# over 25 years of cats,,



## tghsmith (Dec 9, 2010)

when we crossed over our tinker cat last fall we started having problems remembering who was where, so my wife solved the problem for a while..
MUFFIN, the sweetheart, a long furred black and white, had a stroke or heart attack and died in my arms.
MICHELLE, the meteor, six lbs of determination wrapped in calico, died way to young.
BAKA NEKO, the loveable, a large lynx point that was never told he was a cat and he wouldn't have believed it anyways
SCOOTER, the steady, a tabby barn cat, she new she was a cat and enjoyed it for almost twenty years, 
SYLVIE, alfa cat, would catter in complete sentences, was like living mercury, a sweet blue that ran the house..

[Layout element entries]
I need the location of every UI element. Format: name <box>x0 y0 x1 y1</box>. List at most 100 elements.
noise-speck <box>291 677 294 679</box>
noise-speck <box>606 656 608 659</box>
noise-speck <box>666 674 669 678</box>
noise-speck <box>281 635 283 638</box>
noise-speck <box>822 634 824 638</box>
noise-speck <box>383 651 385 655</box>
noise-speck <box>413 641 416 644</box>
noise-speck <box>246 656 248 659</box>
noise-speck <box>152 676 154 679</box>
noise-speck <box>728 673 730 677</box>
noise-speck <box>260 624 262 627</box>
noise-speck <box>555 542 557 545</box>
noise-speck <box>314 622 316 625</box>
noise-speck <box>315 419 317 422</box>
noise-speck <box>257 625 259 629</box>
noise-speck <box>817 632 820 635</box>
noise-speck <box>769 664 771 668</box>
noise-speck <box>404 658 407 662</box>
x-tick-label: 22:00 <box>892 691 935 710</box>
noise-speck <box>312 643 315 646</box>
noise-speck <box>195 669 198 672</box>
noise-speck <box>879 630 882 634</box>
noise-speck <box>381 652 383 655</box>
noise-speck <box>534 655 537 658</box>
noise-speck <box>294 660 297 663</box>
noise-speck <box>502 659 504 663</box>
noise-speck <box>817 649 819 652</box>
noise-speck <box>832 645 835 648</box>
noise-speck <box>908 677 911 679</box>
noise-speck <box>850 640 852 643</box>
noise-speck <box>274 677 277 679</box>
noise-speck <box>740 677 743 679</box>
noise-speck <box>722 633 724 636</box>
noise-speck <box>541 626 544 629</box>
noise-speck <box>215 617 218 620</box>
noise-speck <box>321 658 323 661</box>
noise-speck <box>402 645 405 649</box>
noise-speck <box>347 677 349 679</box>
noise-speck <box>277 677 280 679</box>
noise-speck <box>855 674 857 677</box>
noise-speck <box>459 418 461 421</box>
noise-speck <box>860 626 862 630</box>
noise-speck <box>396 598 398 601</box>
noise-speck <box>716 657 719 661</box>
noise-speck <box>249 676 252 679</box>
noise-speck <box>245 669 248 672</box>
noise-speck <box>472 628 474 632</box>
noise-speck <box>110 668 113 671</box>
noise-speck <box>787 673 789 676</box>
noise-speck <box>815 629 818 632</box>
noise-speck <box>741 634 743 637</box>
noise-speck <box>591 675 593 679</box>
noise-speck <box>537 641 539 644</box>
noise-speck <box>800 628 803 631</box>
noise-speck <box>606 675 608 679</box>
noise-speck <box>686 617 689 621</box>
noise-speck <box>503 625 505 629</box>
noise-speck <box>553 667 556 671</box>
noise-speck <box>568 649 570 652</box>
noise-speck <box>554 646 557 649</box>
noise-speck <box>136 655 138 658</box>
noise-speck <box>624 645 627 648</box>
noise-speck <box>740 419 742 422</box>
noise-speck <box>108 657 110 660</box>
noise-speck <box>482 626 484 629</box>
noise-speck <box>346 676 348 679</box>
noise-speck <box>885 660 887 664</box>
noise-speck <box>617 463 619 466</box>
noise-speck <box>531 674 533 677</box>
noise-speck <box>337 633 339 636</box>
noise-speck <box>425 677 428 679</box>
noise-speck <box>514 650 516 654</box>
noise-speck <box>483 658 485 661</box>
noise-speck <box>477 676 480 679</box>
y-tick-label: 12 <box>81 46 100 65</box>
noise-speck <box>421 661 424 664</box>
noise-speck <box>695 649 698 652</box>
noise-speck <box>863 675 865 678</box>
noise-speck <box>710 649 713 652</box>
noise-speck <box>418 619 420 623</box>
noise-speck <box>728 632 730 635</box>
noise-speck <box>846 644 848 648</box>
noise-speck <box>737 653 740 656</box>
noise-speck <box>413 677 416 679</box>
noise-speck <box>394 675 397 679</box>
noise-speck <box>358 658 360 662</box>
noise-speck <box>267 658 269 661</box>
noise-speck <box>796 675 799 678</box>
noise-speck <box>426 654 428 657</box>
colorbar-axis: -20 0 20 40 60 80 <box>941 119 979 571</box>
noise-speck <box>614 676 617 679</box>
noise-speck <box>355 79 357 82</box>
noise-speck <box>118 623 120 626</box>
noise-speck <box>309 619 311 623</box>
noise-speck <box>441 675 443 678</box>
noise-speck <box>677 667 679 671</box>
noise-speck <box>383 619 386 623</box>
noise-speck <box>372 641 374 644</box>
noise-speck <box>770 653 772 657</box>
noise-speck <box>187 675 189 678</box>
--
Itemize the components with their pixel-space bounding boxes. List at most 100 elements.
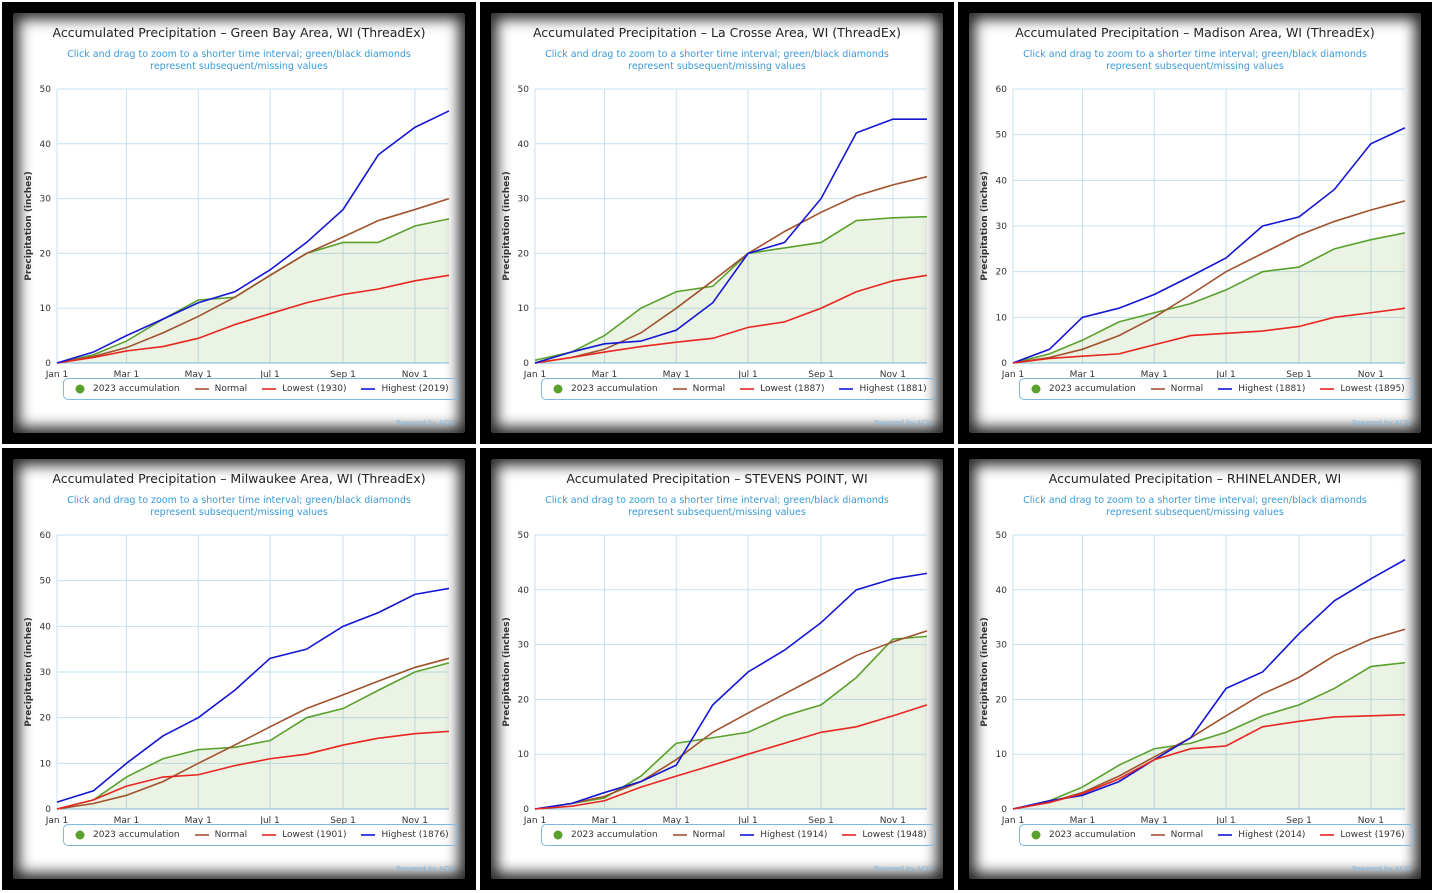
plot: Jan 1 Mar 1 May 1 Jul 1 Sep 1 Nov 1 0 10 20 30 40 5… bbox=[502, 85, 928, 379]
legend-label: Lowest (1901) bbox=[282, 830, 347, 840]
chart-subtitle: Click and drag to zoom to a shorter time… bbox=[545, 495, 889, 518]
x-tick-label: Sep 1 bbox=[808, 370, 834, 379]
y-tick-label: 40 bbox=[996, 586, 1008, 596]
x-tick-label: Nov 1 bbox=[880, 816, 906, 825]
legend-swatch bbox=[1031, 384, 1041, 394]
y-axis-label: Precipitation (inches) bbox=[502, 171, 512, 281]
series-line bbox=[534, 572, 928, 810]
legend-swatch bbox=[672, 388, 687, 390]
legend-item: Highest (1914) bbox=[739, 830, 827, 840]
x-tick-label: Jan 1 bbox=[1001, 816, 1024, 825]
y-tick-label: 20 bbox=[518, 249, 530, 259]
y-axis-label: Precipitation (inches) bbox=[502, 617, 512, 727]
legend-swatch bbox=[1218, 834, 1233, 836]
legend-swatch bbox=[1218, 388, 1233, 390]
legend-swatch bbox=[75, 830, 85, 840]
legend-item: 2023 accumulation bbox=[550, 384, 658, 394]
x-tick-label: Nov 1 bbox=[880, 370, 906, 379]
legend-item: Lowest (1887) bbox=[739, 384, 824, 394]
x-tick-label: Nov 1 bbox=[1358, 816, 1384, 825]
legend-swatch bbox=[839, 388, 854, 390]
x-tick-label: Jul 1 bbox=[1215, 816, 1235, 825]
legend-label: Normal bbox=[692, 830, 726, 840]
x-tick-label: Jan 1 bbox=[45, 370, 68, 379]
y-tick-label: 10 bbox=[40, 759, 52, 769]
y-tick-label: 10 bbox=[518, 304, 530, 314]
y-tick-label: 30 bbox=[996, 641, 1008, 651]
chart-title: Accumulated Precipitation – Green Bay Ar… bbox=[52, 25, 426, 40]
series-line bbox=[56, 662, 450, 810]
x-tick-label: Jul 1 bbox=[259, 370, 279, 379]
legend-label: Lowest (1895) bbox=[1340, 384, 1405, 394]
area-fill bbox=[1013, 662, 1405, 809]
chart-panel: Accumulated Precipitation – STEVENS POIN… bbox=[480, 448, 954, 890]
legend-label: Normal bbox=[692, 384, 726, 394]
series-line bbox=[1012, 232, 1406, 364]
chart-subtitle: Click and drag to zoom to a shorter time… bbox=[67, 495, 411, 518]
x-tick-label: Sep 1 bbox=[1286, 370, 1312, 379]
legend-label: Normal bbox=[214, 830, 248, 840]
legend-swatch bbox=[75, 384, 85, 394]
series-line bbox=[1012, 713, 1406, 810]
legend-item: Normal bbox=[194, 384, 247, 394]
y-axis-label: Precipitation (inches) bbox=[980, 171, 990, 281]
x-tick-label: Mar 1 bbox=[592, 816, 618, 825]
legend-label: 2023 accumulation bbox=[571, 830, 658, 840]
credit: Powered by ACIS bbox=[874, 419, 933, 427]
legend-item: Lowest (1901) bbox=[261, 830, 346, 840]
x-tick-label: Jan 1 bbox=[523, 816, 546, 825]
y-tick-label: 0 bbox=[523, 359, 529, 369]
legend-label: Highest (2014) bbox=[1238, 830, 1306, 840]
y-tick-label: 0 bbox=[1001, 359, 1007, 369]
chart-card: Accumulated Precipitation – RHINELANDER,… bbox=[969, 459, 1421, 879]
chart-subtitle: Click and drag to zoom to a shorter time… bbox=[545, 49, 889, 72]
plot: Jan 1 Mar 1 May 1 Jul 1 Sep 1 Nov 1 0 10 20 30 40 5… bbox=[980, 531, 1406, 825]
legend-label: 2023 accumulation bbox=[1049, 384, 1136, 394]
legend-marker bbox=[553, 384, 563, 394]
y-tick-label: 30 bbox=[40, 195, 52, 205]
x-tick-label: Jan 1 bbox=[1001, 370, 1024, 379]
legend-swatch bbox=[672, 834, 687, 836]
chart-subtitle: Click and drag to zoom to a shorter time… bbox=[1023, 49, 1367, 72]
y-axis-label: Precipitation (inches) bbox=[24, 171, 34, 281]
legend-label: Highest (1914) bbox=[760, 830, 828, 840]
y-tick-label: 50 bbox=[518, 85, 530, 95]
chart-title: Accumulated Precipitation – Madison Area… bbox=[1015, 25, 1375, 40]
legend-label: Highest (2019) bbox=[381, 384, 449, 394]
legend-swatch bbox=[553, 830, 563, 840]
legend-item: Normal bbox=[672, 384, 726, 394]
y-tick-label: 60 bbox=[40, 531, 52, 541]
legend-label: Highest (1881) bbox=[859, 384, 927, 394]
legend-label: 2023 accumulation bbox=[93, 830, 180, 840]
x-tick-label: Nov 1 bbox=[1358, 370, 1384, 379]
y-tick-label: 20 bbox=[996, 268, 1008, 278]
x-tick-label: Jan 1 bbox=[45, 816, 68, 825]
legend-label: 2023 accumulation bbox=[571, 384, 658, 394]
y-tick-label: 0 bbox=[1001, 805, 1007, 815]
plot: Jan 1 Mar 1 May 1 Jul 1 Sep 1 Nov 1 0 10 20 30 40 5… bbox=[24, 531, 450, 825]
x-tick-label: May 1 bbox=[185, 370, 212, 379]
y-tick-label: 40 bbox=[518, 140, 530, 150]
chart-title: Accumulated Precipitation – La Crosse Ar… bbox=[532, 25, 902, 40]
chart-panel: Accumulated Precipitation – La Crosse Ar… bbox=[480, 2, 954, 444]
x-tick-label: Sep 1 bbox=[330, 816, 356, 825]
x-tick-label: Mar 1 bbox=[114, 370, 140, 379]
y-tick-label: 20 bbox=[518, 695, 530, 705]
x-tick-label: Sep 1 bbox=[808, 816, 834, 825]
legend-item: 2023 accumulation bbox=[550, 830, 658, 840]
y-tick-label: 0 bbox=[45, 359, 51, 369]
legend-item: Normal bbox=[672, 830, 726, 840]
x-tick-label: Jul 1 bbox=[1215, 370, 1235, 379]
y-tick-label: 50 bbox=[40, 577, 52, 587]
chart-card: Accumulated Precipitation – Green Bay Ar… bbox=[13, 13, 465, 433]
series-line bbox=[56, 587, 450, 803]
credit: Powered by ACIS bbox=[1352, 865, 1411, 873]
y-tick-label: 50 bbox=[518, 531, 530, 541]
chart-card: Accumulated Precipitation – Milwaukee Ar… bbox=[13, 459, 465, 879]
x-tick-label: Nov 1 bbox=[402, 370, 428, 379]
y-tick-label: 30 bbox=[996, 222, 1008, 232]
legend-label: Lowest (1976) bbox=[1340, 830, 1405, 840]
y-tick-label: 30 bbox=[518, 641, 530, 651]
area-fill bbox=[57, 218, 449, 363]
==
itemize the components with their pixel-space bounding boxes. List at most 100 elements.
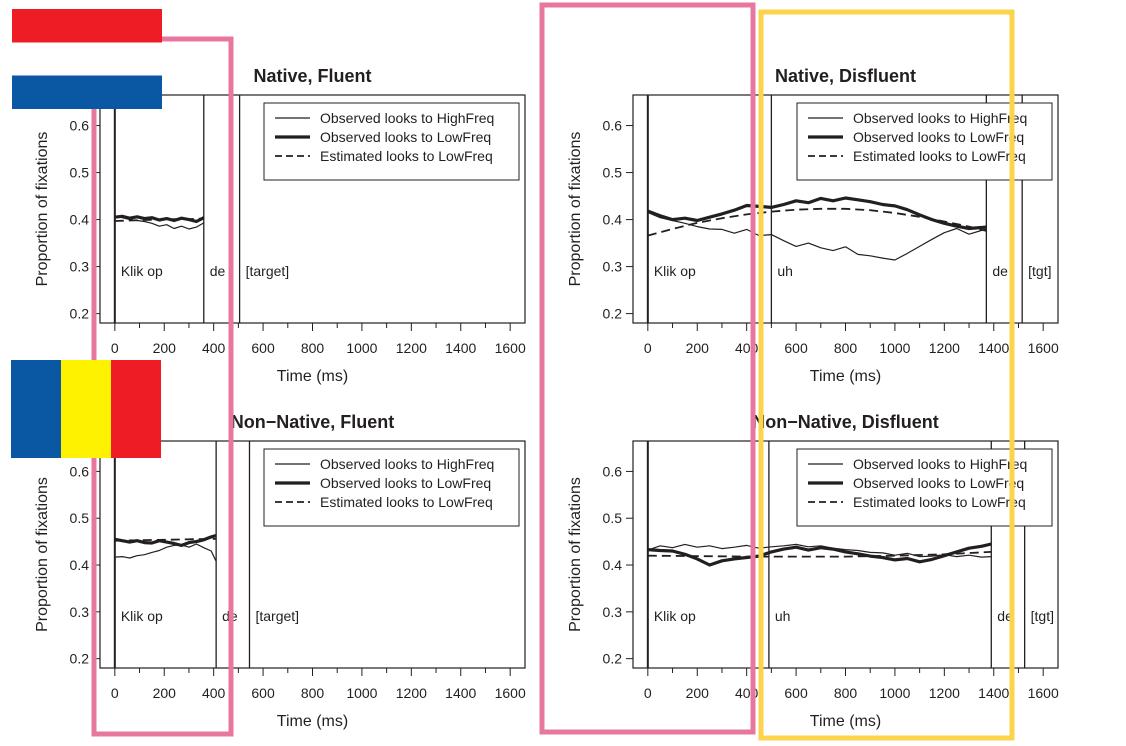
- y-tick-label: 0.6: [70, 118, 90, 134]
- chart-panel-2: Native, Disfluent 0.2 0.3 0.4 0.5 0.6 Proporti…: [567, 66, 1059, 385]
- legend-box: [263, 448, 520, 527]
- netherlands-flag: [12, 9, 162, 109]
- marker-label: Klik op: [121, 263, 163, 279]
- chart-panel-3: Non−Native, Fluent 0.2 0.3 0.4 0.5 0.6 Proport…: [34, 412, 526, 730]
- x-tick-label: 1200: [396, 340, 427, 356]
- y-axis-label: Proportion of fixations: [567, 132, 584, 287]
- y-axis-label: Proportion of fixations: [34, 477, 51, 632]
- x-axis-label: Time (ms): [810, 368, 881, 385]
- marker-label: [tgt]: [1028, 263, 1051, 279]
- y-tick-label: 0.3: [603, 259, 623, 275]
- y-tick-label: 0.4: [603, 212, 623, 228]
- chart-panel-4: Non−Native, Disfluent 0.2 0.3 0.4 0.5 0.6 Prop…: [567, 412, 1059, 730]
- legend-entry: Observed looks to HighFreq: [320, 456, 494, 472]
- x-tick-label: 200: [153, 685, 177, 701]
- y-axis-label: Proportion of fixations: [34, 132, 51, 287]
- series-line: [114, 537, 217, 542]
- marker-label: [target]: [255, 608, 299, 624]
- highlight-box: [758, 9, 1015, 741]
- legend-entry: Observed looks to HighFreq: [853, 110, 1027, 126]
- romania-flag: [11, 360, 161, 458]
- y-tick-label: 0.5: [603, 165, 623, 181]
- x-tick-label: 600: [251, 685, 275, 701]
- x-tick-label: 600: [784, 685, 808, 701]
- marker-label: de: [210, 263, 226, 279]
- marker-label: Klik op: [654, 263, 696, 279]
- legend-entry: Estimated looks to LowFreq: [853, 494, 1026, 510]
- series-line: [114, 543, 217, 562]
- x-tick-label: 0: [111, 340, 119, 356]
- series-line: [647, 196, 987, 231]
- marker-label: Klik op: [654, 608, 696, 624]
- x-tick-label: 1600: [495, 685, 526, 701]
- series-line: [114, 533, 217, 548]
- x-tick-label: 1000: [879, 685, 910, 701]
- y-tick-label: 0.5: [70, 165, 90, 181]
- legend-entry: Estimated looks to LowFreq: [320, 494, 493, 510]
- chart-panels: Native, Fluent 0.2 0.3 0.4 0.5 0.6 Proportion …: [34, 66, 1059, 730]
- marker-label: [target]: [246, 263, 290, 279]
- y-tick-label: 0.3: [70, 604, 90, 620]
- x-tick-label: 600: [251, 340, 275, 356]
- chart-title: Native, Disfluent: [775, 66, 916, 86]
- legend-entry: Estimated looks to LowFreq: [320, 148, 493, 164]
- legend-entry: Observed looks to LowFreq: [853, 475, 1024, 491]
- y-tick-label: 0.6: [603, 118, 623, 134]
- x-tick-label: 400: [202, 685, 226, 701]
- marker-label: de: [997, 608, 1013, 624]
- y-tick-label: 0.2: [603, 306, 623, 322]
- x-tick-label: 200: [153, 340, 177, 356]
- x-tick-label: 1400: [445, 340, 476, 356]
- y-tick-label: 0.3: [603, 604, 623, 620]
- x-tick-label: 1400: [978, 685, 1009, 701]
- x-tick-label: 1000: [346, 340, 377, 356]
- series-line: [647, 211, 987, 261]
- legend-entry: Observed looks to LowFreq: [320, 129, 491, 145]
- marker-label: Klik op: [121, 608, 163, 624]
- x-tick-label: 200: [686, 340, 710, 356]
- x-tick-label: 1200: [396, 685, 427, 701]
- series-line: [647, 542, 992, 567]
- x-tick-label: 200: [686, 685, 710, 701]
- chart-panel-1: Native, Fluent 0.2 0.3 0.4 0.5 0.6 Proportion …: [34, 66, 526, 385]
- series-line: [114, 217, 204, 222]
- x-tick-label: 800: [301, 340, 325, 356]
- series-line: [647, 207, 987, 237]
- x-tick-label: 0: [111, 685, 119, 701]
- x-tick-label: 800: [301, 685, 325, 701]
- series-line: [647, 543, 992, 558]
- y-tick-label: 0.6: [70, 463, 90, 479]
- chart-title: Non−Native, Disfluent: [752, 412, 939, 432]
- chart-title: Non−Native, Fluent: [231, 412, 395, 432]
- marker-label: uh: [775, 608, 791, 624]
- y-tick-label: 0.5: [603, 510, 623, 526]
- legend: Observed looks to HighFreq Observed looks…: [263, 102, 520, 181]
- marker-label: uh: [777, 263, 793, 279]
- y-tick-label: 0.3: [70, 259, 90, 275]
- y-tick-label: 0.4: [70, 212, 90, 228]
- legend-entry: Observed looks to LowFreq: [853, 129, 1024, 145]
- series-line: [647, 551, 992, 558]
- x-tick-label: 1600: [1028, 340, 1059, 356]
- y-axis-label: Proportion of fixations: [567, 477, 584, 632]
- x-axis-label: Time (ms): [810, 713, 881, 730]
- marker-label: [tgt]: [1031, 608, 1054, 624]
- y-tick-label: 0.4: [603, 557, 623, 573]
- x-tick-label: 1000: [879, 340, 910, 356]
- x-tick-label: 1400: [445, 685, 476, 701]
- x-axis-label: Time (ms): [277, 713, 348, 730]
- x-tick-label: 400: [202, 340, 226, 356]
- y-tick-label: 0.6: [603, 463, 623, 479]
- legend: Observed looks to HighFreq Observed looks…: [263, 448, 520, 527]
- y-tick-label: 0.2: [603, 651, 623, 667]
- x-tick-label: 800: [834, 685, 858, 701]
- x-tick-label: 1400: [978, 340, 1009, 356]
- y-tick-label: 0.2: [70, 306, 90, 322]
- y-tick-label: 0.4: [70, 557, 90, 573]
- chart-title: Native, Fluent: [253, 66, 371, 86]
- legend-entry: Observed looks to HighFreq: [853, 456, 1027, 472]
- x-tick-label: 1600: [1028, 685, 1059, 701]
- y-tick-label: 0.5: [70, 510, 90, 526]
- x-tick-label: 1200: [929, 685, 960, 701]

Things to do —
**a)** According to the forum post about 25 years of cats, for how long did Scooter enjoy being a cat?
**b)** Pick up the forum post about 25 years of cats after its last line and write what comes next.
The data plays no part in what you are asked to do.

Answers to each task —
**a)** For almost twenty years.

**b)**
TINKER, a psyco lynx point, a least one of many personalities was sweet, took her 12 years just to think about liking me..


----------



## Greenport ferals (Oct 30, 2010)

Tghsmith, this is a lovely tribute to your departed cats. Makes me resolve to clean up my own little pet cemetary.


----------



## LilRed (Jul 16, 2008)

Those are very nice memorials. I have laid to rest two treasured cats & my beloved dog, Elwood on our property. This was their home. And therefore, I never intend to live anywhere else.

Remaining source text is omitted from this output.